Na sua tradicional função de legitimado exclusivo da ação penal pública, reforçada pelo exercício seletivo de atividades investigatórias próprias, vez que reconhecida, a propósito a inexistência de monopólio da polícia, e pela atuação conjunta e articulada com outras instituições estatais, tem realizado efetivo combate especialmente ao crime organizado, à lavagem de dinheiro e aos crimes contra a administração pública. O trabalho integrado com os diversos agentes encarregados de realizar investigações tem favorecido o exercício da ação penal e proporcionado excelentes resultados não só na efetividade da jurisdição penal, mas também na recuperação de ativos ilicitamente desviados. O caso Banestado, entre tantos outros, pode ser mencionado como exemplo significativo dessa atuação profícua tanto no que se refere à efetividade penal, quanto no que diz respeito à recuperação de valores.

....................

Ações a realizar
1. Redigite, sem nenhuma alteração, tudo o que vai de "Na sua tradicional" até "recuperação de valores." no texto para leitura.
2. Resuma o texto para leitura em duas frases.

....................

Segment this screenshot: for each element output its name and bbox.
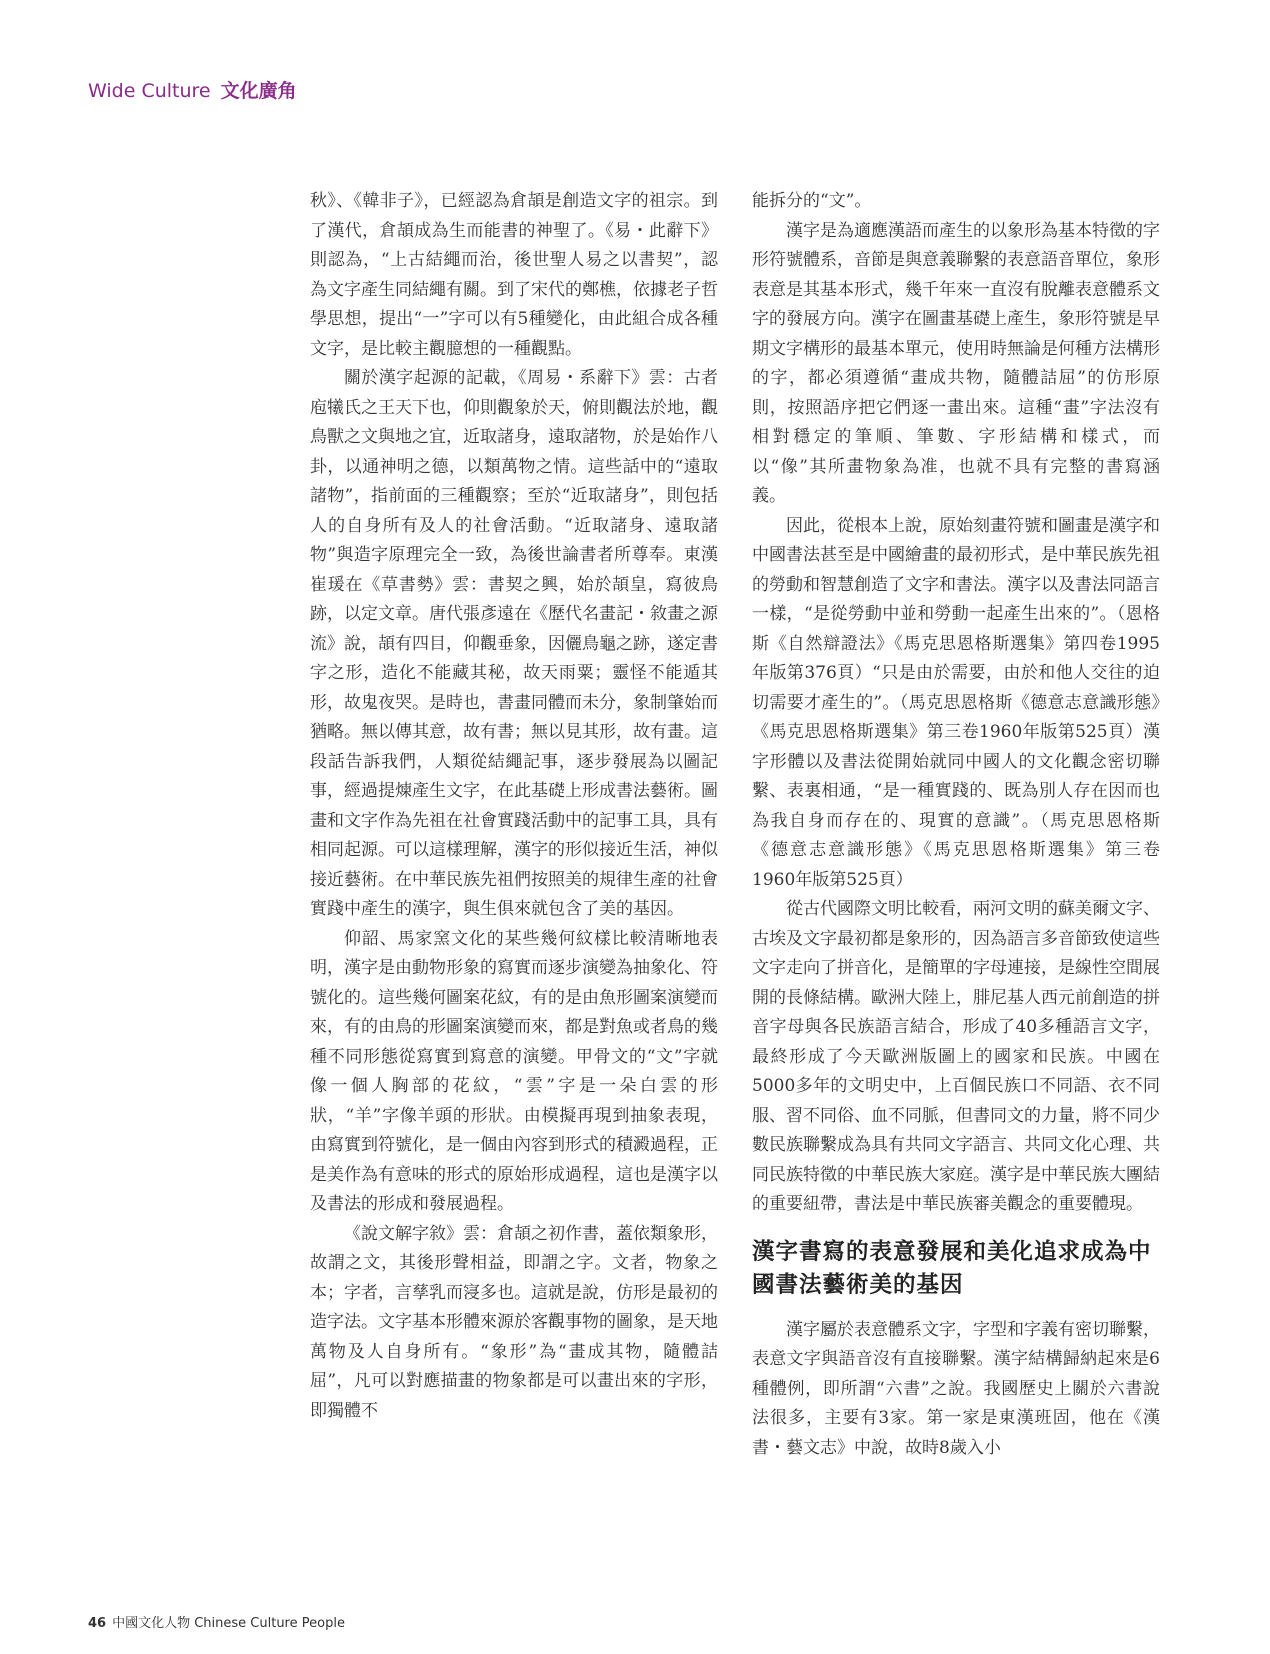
section-label-english: Wide Culture bbox=[88, 80, 211, 102]
section-label bbox=[88, 76, 297, 103]
paragraph: 漢字屬於表意體系文字，字型和字義有密切聯繫，表意文字與語音沒有直接聯繫。漢字結構歸納起來是6種體例，即所謂“六書”之說。我國歷史上關於六書說法很多，主要有3家。第一家是東漢班固，他在《漢書・藝文志》中說，故時8歲入小 bbox=[752, 1319, 1160, 1458]
paragraph: 漢字是為適應漢語而產生的以象形為基本特徵的字形符號體系，音節是與意義聯繫的表意語音單位，象形表意是其基本形式，幾千年來一直沒有脫離表意體系文字的發展方向。漢字在圖畫基礎上產生，象形符號是早期文字構形的最基本單元，使用時無論是何種方法構形的字，都必須遵循“畫成共物，隨體詰屈”的仿形原則，按照語序把它們逐一畫出來。這種“畫”字法沒有相對穩定的筆順、筆數、字形結構和樣式，而以“像”其所畫物象為准，也就不具有完整的書寫涵義。 bbox=[752, 220, 1160, 506]
paragraph: 關於漢字起源的記載，《周易・系辭下》雲：古者庖犧氏之王天下也，仰則觀象於天，俯則觀法於地，觀鳥獸之文與地之宜，近取諸身，遠取諸物，於是始作八卦，以通神明之德，以類萬物之情。這些話中的“遠取諸物”，指前面的三種觀察；至於“近取諸身”，則包括人的自身所有及人的社會活動。“近取諸身、遠取諸物”與造字原理完全一致，為後世論書者所尊奉。東漢崔瑗在《草書勢》雲：書契之興，始於頡皇，寫彼鳥跡，以定文章。唐代張彥遠在《歷代名畫記・敘畫之源流》說，頡有四目，仰觀垂象，因儷鳥龜之跡，遂定書字之形，造化不能藏其秘，故天雨粟；靈怪不能遁其形，故鬼夜哭。是時也，書畫同體而未分，象制肇始而猶略。無以傳其意，故有書；無以見其形，故有畫。這段話告訴我們，人類從結繩記事，逐步發展為以圖記事，經過提煉產生文字，在此基礎上形成書法藝術。圖畫和文字作為先祖在社會實踐活動中的記事工具，具有相同起源。可以這樣理解，漢字的形似接近生活，神似接近藝術。在中華民族先祖們按照美的規律生產的社會實踐中產生的漢字，與生俱來就包含了美的基因。 bbox=[310, 368, 718, 919]
page-footer bbox=[88, 1612, 345, 1631]
publication-name: 中國文化人物 Chinese Culture People bbox=[112, 1616, 345, 1631]
section-heading: 漢字書寫的表意發展和美化追求成為中國書法藝術美的基因 bbox=[752, 1238, 1152, 1298]
paragraph: 因此，從根本上說，原始刻畫符號和圖畫是漢字和中國書法甚至是中國繪畫的最初形式，是中華民族先祖的勞動和智慧創造了文字和書法。漢字以及書法同語言一樣，“是從勞動中並和勞動一起產生出來的”。（恩格斯《自然辯證法》《馬克思恩格斯選集》第四卷1995年版第376頁）“只是由於需要，由於和他人交往的迫切需要才產生的”。（馬克思恩格斯《德意志意識形態》《馬克思恩格斯選集》第三卷1960年版第525頁）漢字形體以及書法從開始就同中國人的文化觀念密切聯繫、表裏相通，“是一種實踐的、既為別人存在因而也為我自身而存在的、現實的意識”。（馬克思恩格斯《德意志意識形態》《馬克思恩格斯選集》第三卷1960年版第525頁） bbox=[752, 515, 1160, 890]
page-number: 46 bbox=[88, 1616, 107, 1631]
right-column bbox=[752, 187, 1160, 1463]
paragraph: 《說文解字敘》雲：倉頡之初作書，蓋依類象形，故謂之文，其後形聲相益，即謂之字。文者，物象之本；字者，言孳乳而寖多也。這就是說，仿形是最初的造字法。文字基本形體來源於客觀事物的圖象，是天地萬物及人自身所有。“象形”為“畫成其物，隨體詰屈”，凡可以對應描畫的物象都是可以畫出來的字形，即獨體不 bbox=[310, 1223, 718, 1421]
left-column bbox=[310, 187, 718, 1426]
paragraph: 仰韶、馬家窯文化的某些幾何紋樣比較清晰地表明，漢字是由動物形象的寫實而逐步演變為抽象化、符號化的。這些幾何圖案花紋，有的是由魚形圖案演變而來，有的由鳥的形圖案演變而來，都是對魚或者鳥的幾種不同形態從寫實到寫意的演變。甲骨文的“文”字就像一個人胸部的花紋，“雲”字是一朵白雲的形狀，“羊”字像羊頭的形狀。由模擬再現到抽象表現，由寫實到符號化，是一個由內容到形式的積澱過程，正是美作為有意味的形式的原始形成過程，這也是漢字以及書法的形成和發展過程。 bbox=[310, 928, 718, 1214]
paragraph: 能拆分的“文”。 bbox=[752, 191, 872, 211]
paragraph: 從古代國際文明比較看，兩河文明的蘇美爾文字、古埃及文字最初都是象形的，因為語言多音節致使這些文字走向了拼音化，是簡單的字母連接，是線性空間展開的長條結構。歐洲大陸上，腓尼基人西元前創造的拼音字母與各民族語言結合，形成了40多種語言文字，最終形成了今天歐洲版圖上的國家和民族。中國在5000多年的文明史中，上百個民族口不同語、衣不同服、習不同俗、血不同脈，但書同文的力量，將不同少數民族聯繫成為具有共同文字語言、共同文化心理、共同民族特徵的中華民族大家庭。漢字是中華民族大團結的重要紐帶，書法是中華民族審美觀念的重要體現。 bbox=[752, 899, 1160, 1214]
section-label-chinese: 文化廣角 bbox=[220, 80, 297, 102]
paragraph: 秋》、《韓非子》，已經認為倉頡是創造文字的祖宗。到了漢代，倉頡成為生而能書的神聖了。《易・此辭下》則認為，“上古結繩而治，後世聖人易之以書契”，認為文字產生同結繩有關。到了宋代的鄭樵，依據老子哲學思想，提出“一”字可以有5種變化，由此組合成各種文字，是比較主觀臆想的一種觀點。 bbox=[310, 191, 718, 359]
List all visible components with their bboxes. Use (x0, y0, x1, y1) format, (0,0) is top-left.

....................

Lista de soluções
1.
Na sua tradicional função de legitimado exclusivo da ação penal pública, reforçada pelo exercício seletivo de atividades investigatórias próprias, vez que reconhecida, a propósito a inexistência de monopólio da polícia, e pela atuação conjunta e articulada com outras instituições estatais, tem realizado efetivo combate especialmente ao crime organizado, à lavagem de dinheiro e aos crimes contra a administração pública. O trabalho integrado com os diversos agentes encarregados de realizar investigações tem favorecido o exercício da ação penal e proporcionado excelentes resultados não só na efetividade da jurisdição penal, mas também na recuperação de ativos ilicitamente desviados. O caso Banestado, entre tantos outros, pode ser mencionado como exemplo significativo dessa atuação profícua tanto no que se refere à efetividade penal, quanto no que diz respeito à recuperação de valores.

2. Como legitimado exclusivo da ação penal pública, com atividades investigatórias próprias e atuação articulada com outras instituições estatais, tem-se combatido efetivamente o crime organizado, a lavagem de dinheiro e os crimes contra a administração pública. O trabalho integrado com os agentes de investigação tem gerado excelentes resultados na efetividade da jurisdição penal e na recuperação de ativos desviados, e o caso Banestado é um exemplo significativo disso.